▸ Seite:
# Neue Grafikkarte für Shuttle XPC SP35P2



## cooky451 (28. März 2011)

*Neue Grafikkarte für Shuttle XPC SP35P2*

Guten Tag,

ich würde in meinen alten Shuttle XPC SP35P2 gerne eine Geforce GTX 460 einbauen. Jedoch bin ich mir nicht sicher wie das mit dem "Strommanagement" aussieht, das war damals als ich den Rechner neu gekauft habe schon ein Problem. Ein Q6600 steckt schon drin.

Hat jemand Erfahrung mit diesem Modell? Wird so eine Konfiguration laufen? Vielen Dank schon mal im voraus für eure Hilfe


----------



## Hansvonwurst (28. März 2011)

*AW: Neue Grafikkarte für Shuttle XPC SP35P2*

Also das Teil hat ein 300W NT, wenn google Recht hat, da ist eine GTX 460 etwas zu "groß"!


----------



## Dr Bakterius (28. März 2011)

(Eine Reihe Material)
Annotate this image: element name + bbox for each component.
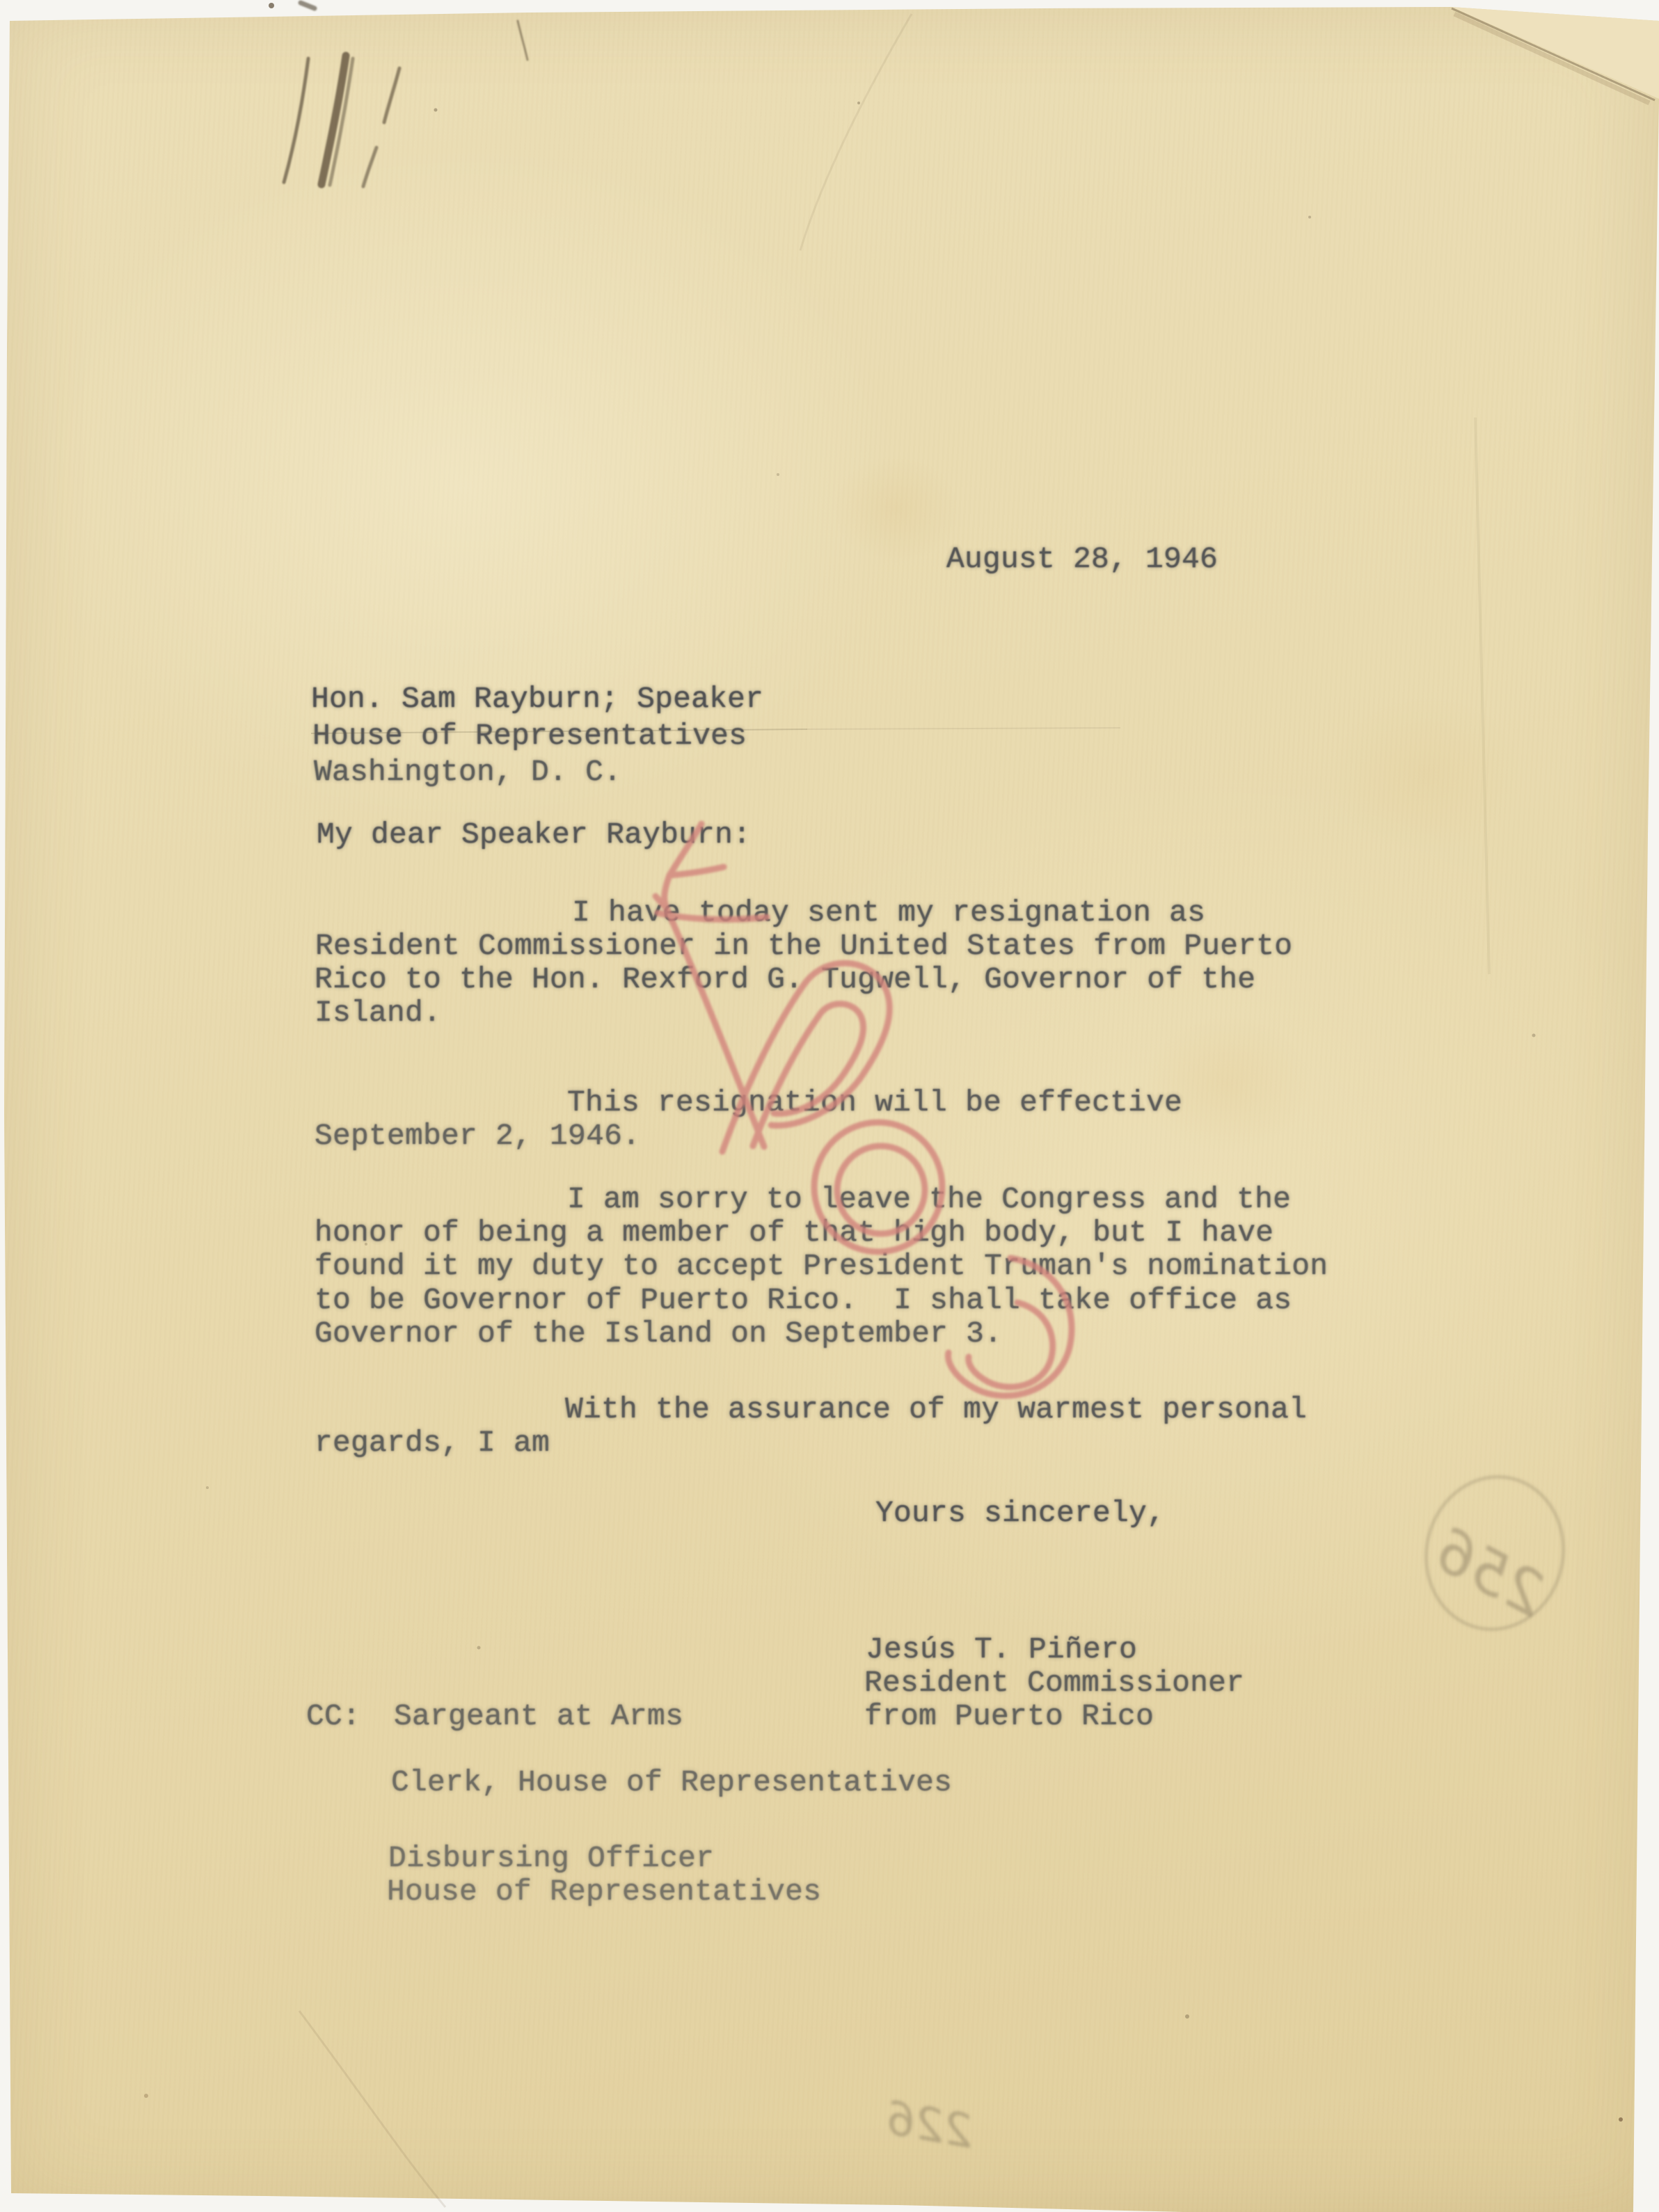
circled-number-256: 256 — [1412, 1464, 1577, 1642]
scanned-letter-page: August 28, 1946 Hon. Sam Rayburn; Speake… — [0, 0, 1659, 2212]
pencil-marks — [284, 3, 527, 186]
paper-creases — [299, 14, 1489, 2207]
red-copy-mark — [656, 824, 1072, 1396]
bottom-number-text: 226 — [882, 2091, 977, 2159]
dust-specks — [144, 3, 1623, 2122]
annotation-overlay: 256 226 — [0, 0, 1659, 2212]
folded-corner — [1452, 7, 1659, 103]
circled-number-text: 256 — [1424, 1515, 1557, 1630]
bottom-number-226: 226 — [882, 2091, 977, 2159]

▸ Aufgaben:
1) Wie viel Watt hat laut dem Forumsthread das Netzteil des Shuttle XPC SP35P2?
2) Prüfe anhand des Forumsthreads, ob diese Aussagen stimmen: (a) Im Rechner steckt bereits ein Q6600. (b) Der Fragesteller möchte eine Geforce GTX 460 einbauen. (c) Das Strommanagement war beim Neukauf des Rechners kein Problem.

▸ Antworten der Reihe nach:
1) 300 Watt, sofern Google recht hat.

2)
(a) Ja: „Ein Q6600 steckt schon drin.“
(b) Ja: „ich würde in meinen alten Shuttle XPC SP35P2 gerne eine Geforce GTX 460 einbauen“
(c) Nein: „das war damals als ich den Rechner neu gekauft habe schon ein Problem“